TASK STATEMENT: Here are some records; quote them exactly, leaving out the pictures.
══ ENTRIES ══
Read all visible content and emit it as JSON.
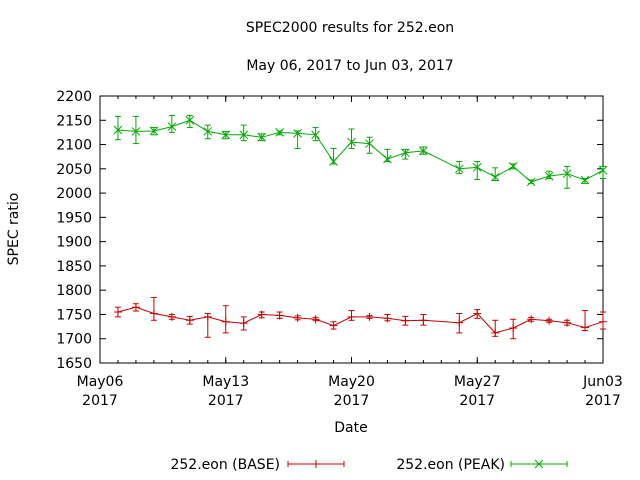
{
  "chart_data": {
    "type": "line",
    "title": "SPEC2000 results for 252.eon",
    "subtitle": "May 06, 2017 to Jun 03, 2017",
    "xlabel": "Date",
    "ylabel": "SPEC ratio",
    "ylim": [
      1650,
      2200
    ],
    "yticks": [
      1650,
      1700,
      1750,
      1800,
      1850,
      1900,
      1950,
      2000,
      2050,
      2100,
      2150,
      2200
    ],
    "xlim": [
      "2017-05-06",
      "2017-06-03"
    ],
    "xticks": [
      {
        "date": "2017-05-06",
        "line1": "May06",
        "line2": "2017"
      },
      {
        "date": "2017-05-13",
        "line1": "May13",
        "line2": "2017"
      },
      {
        "date": "2017-05-20",
        "line1": "May20",
        "line2": "2017"
      },
      {
        "date": "2017-05-27",
        "line1": "May27",
        "line2": "2017"
      },
      {
        "date": "2017-06-03",
        "line1": "Jun03",
        "line2": "2017"
      }
    ],
    "grid": false,
    "legend": "bottom",
    "series": [
      {
        "name": "252.eon (BASE)",
        "color": "#cc0000",
        "marker": "plus",
        "points": [
          {
            "x": "2017-05-07",
            "y": 1755,
            "lo": 1745,
            "hi": 1765
          },
          {
            "x": "2017-05-08",
            "y": 1765,
            "lo": 1757,
            "hi": 1772
          },
          {
            "x": "2017-05-09",
            "y": 1752,
            "lo": 1738,
            "hi": 1785
          },
          {
            "x": "2017-05-10",
            "y": 1745,
            "lo": 1740,
            "hi": 1750
          },
          {
            "x": "2017-05-11",
            "y": 1738,
            "lo": 1730,
            "hi": 1746
          },
          {
            "x": "2017-05-12",
            "y": 1745,
            "lo": 1703,
            "hi": 1752
          },
          {
            "x": "2017-05-13",
            "y": 1735,
            "lo": 1712,
            "hi": 1768
          },
          {
            "x": "2017-05-14",
            "y": 1732,
            "lo": 1718,
            "hi": 1745
          },
          {
            "x": "2017-05-15",
            "y": 1750,
            "lo": 1743,
            "hi": 1755
          },
          {
            "x": "2017-05-16",
            "y": 1748,
            "lo": 1742,
            "hi": 1755
          },
          {
            "x": "2017-05-17",
            "y": 1743,
            "lo": 1739,
            "hi": 1747
          },
          {
            "x": "2017-05-18",
            "y": 1740,
            "lo": 1737,
            "hi": 1744
          },
          {
            "x": "2017-05-19",
            "y": 1727,
            "lo": 1720,
            "hi": 1735
          },
          {
            "x": "2017-05-20",
            "y": 1745,
            "lo": 1738,
            "hi": 1758
          },
          {
            "x": "2017-05-21",
            "y": 1745,
            "lo": 1742,
            "hi": 1748
          },
          {
            "x": "2017-05-22",
            "y": 1742,
            "lo": 1737,
            "hi": 1750
          },
          {
            "x": "2017-05-23",
            "y": 1737,
            "lo": 1728,
            "hi": 1746
          },
          {
            "x": "2017-05-24",
            "y": 1738,
            "lo": 1728,
            "hi": 1750
          },
          {
            "x": "2017-05-26",
            "y": 1733,
            "lo": 1712,
            "hi": 1752
          },
          {
            "x": "2017-05-27",
            "y": 1752,
            "lo": 1742,
            "hi": 1760
          },
          {
            "x": "2017-05-28",
            "y": 1712,
            "lo": 1705,
            "hi": 1738
          },
          {
            "x": "2017-05-29",
            "y": 1722,
            "lo": 1700,
            "hi": 1740
          },
          {
            "x": "2017-05-30",
            "y": 1740,
            "lo": 1736,
            "hi": 1744
          },
          {
            "x": "2017-05-31",
            "y": 1737,
            "lo": 1734,
            "hi": 1740
          },
          {
            "x": "2017-06-01",
            "y": 1733,
            "lo": 1728,
            "hi": 1738
          },
          {
            "x": "2017-06-02",
            "y": 1723,
            "lo": 1717,
            "hi": 1758
          },
          {
            "x": "2017-06-03",
            "y": 1735,
            "lo": 1720,
            "hi": 1755
          }
        ]
      },
      {
        "name": "252.eon (PEAK)",
        "color": "#00aa00",
        "marker": "cross",
        "points": [
          {
            "x": "2017-05-07",
            "y": 2130,
            "lo": 2110,
            "hi": 2158
          },
          {
            "x": "2017-05-08",
            "y": 2127,
            "lo": 2102,
            "hi": 2158
          },
          {
            "x": "2017-05-09",
            "y": 2128,
            "lo": 2120,
            "hi": 2135
          },
          {
            "x": "2017-05-10",
            "y": 2137,
            "lo": 2125,
            "hi": 2160
          },
          {
            "x": "2017-05-11",
            "y": 2150,
            "lo": 2135,
            "hi": 2160
          },
          {
            "x": "2017-05-12",
            "y": 2127,
            "lo": 2112,
            "hi": 2140
          },
          {
            "x": "2017-05-13",
            "y": 2120,
            "lo": 2112,
            "hi": 2127
          },
          {
            "x": "2017-05-14",
            "y": 2120,
            "lo": 2108,
            "hi": 2140
          },
          {
            "x": "2017-05-15",
            "y": 2115,
            "lo": 2108,
            "hi": 2122
          },
          {
            "x": "2017-05-16",
            "y": 2125,
            "lo": 2120,
            "hi": 2128
          },
          {
            "x": "2017-05-17",
            "y": 2123,
            "lo": 2092,
            "hi": 2128
          },
          {
            "x": "2017-05-18",
            "y": 2120,
            "lo": 2108,
            "hi": 2135
          },
          {
            "x": "2017-05-19",
            "y": 2065,
            "lo": 2060,
            "hi": 2092
          },
          {
            "x": "2017-05-20",
            "y": 2105,
            "lo": 2092,
            "hi": 2132
          },
          {
            "x": "2017-05-21",
            "y": 2102,
            "lo": 2082,
            "hi": 2115
          },
          {
            "x": "2017-05-22",
            "y": 2070,
            "lo": 2065,
            "hi": 2090
          },
          {
            "x": "2017-05-23",
            "y": 2083,
            "lo": 2070,
            "hi": 2090
          },
          {
            "x": "2017-05-24",
            "y": 2087,
            "lo": 2080,
            "hi": 2095
          },
          {
            "x": "2017-05-26",
            "y": 2050,
            "lo": 2040,
            "hi": 2065
          },
          {
            "x": "2017-05-27",
            "y": 2053,
            "lo": 2028,
            "hi": 2065
          },
          {
            "x": "2017-05-28",
            "y": 2033,
            "lo": 2026,
            "hi": 2052
          },
          {
            "x": "2017-05-29",
            "y": 2055,
            "lo": 2050,
            "hi": 2060
          },
          {
            "x": "2017-05-30",
            "y": 2023,
            "lo": 2020,
            "hi": 2027
          },
          {
            "x": "2017-05-31",
            "y": 2035,
            "lo": 2030,
            "hi": 2045
          },
          {
            "x": "2017-06-01",
            "y": 2040,
            "lo": 2010,
            "hi": 2055
          },
          {
            "x": "2017-06-02",
            "y": 2027,
            "lo": 2020,
            "hi": 2030
          },
          {
            "x": "2017-06-03",
            "y": 2047,
            "lo": 2030,
            "hi": 2055
          }
        ]
      }
    ]
  }
}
═══
RESULT OF THIS EXERCISE:
Read all visible content and emit it as JSON.
{
  "chart_data": {
    "type": "line",
    "title": "SPEC2000 results for 252.eon",
    "subtitle": "May 06, 2017 to Jun 03, 2017",
    "xlabel": "Date",
    "ylabel": "SPEC ratio",
    "ylim": [
      1650,
      2200
    ],
    "yticks": [
      1650,
      1700,
      1750,
      1800,
      1850,
      1900,
      1950,
      2000,
      2050,
      2100,
      2150,
      2200
    ],
    "xlim": [
      "2017-05-06",
      "2017-06-03"
    ],
    "xticks": [
      {
        "date": "2017-05-06",
        "line1": "May06",
        "line2": "2017"
      },
      {
        "date": "2017-05-13",
        "line1": "May13",
        "line2": "2017"
      },
      {
        "date": "2017-05-20",
        "line1": "May20",
        "line2": "2017"
      },
      {
        "date": "2017-05-27",
        "line1": "May27",
        "line2": "2017"
      },
      {
        "date": "2017-06-03",
        "line1": "Jun03",
        "line2": "2017"
      }
    ],
    "grid": false,
    "legend": "bottom",
    "series": [
      {
        "name": "252.eon (BASE)",
        "color": "#cc0000",
        "marker": "plus",
        "points": [
          {
            "x": "2017-05-07",
            "y": 1755,
            "lo": 1745,
            "hi": 1765
          },
          {
            "x": "2017-05-08",
            "y": 1765,
            "lo": 1757,
            "hi": 1772
          },
          {
            "x": "2017-05-09",
            "y": 1752,
            "lo": 1738,
            "hi": 1785
          },
          {
            "x": "2017-05-10",
            "y": 1745,
            "lo": 1740,
            "hi": 1750
          },
          {
            "x": "2017-05-11",
            "y": 1738,
            "lo": 1730,
            "hi": 1746
          },
          {
            "x": "2017-05-12",
            "y": 1745,
            "lo": 1703,
            "hi": 1752
          },
          {
            "x": "2017-05-13",
            "y": 1735,
            "lo": 1712,
            "hi": 1768
          },
          {
            "x": "2017-05-14",
            "y": 1732,
            "lo": 1718,
            "hi": 1745
          },
          {
            "x": "2017-05-15",
            "y": 1750,
            "lo": 1743,
            "hi": 1755
          },
          {
            "x": "2017-05-16",
            "y": 1748,
            "lo": 1742,
            "hi": 1755
          },
          {
            "x": "2017-05-17",
            "y": 1743,
            "lo": 1739,
            "hi": 1747
          },
          {
            "x": "2017-05-18",
            "y": 1740,
            "lo": 1737,
            "hi": 1744
          },
          {
            "x": "2017-05-19",
            "y": 1727,
            "lo": 1720,
            "hi": 1735
          },
          {
            "x": "2017-05-20",
            "y": 1745,
            "lo": 1738,
            "hi": 1758
          },
          {
            "x": "2017-05-21",
            "y": 1745,
            "lo": 1742,
            "hi": 1748
          },
          {
            "x": "2017-05-22",
            "y": 1742,
            "lo": 1737,
            "hi": 1750
          },
          {
            "x": "2017-05-23",
            "y": 1737,
            "lo": 1728,
            "hi": 1746
          },
          {
            "x": "2017-05-24",
            "y": 1738,
            "lo": 1728,
            "hi": 1750
          },
          {
            "x": "2017-05-26",
            "y": 1733,
            "lo": 1712,
            "hi": 1752
          },
          {
            "x": "2017-05-27",
            "y": 1752,
            "lo": 1742,
            "hi": 1760
          },
          {
            "x": "2017-05-28",
            "y": 1712,
            "lo": 1705,
            "hi": 1738
          },
          {
            "x": "2017-05-29",
            "y": 1722,
            "lo": 1700,
            "hi": 1740
          },
          {
            "x": "2017-05-30",
            "y": 1740,
            "lo": 1736,
            "hi": 1744
          },
          {
            "x": "2017-05-31",
            "y": 1737,
            "lo": 1734,
            "hi": 1740
          },
          {
            "x": "2017-06-01",
            "y": 1733,
            "lo": 1728,
            "hi": 1738
          },
          {
            "x": "2017-06-02",
            "y": 1723,
            "lo": 1717,
            "hi": 1758
          },
          {
            "x": "2017-06-03",
            "y": 1735,
            "lo": 1720,
            "hi": 1755
          }
        ]
      },
      {
        "name": "252.eon (PEAK)",
        "color": "#00aa00",
        "marker": "cross",
        "points": [
          {
            "x": "2017-05-07",
            "y": 2130,
            "lo": 2110,
            "hi": 2158
          },
          {
            "x": "2017-05-08",
            "y": 2127,
            "lo": 2102,
            "hi": 2158
          },
          {
            "x": "2017-05-09",
            "y": 2128,
            "lo": 2120,
            "hi": 2135
          },
          {
            "x": "2017-05-10",
            "y": 2137,
            "lo": 2125,
            "hi": 2160
          },
          {
            "x": "2017-05-11",
            "y": 2150,
            "lo": 2135,
            "hi": 2160
          },
          {
            "x": "2017-05-12",
            "y": 2127,
            "lo": 2112,
            "hi": 2140
          },
          {
            "x": "2017-05-13",
            "y": 2120,
            "lo": 2112,
            "hi": 2127
          },
          {
            "x": "2017-05-14",
            "y": 2120,
            "lo": 2108,
            "hi": 2140
          },
          {
            "x": "2017-05-15",
            "y": 2115,
            "lo": 2108,
            "hi": 2122
          },
          {
            "x": "2017-05-16",
            "y": 2125,
            "lo": 2120,
            "hi": 2128
          },
          {
            "x": "2017-05-17",
            "y": 2123,
            "lo": 2092,
            "hi": 2128
          },
          {
            "x": "2017-05-18",
            "y": 2120,
            "lo": 2108,
            "hi": 2135
          },
          {
            "x": "2017-05-19",
            "y": 2065,
            "lo": 2060,
            "hi": 2092
          },
          {
            "x": "2017-05-20",
            "y": 2105,
            "lo": 2092,
            "hi": 2132
          },
          {
            "x": "2017-05-21",
            "y": 2102,
            "lo": 2082,
            "hi": 2115
          },
          {
            "x": "2017-05-22",
            "y": 2070,
            "lo": 2065,
            "hi": 2090
          },
          {
            "x": "2017-05-23",
            "y": 2083,
            "lo": 2070,
            "hi": 2090
          },
          {
            "x": "2017-05-24",
            "y": 2087,
            "lo": 2080,
            "hi": 2095
          },
          {
            "x": "2017-05-26",
            "y": 2050,
            "lo": 2040,
            "hi": 2065
          },
          {
            "x": "2017-05-27",
            "y": 2053,
            "lo": 2028,
            "hi": 2065
          },
          {
            "x": "2017-05-28",
            "y": 2033,
            "lo": 2026,
            "hi": 2052
          },
          {
            "x": "2017-05-29",
            "y": 2055,
            "lo": 2050,
            "hi": 2060
          },
          {
            "x": "2017-05-30",
            "y": 2023,
            "lo": 2020,
            "hi": 2027
          },
          {
            "x": "2017-05-31",
            "y": 2035,
            "lo": 2030,
            "hi": 2045
          },
          {
            "x": "2017-06-01",
            "y": 2040,
            "lo": 2010,
            "hi": 2055
          },
          {
            "x": "2017-06-02",
            "y": 2027,
            "lo": 2020,
            "hi": 2030
          },
          {
            "x": "2017-06-03",
            "y": 2047,
            "lo": 2030,
            "hi": 2055
          }
        ]
      }
    ]
  }
}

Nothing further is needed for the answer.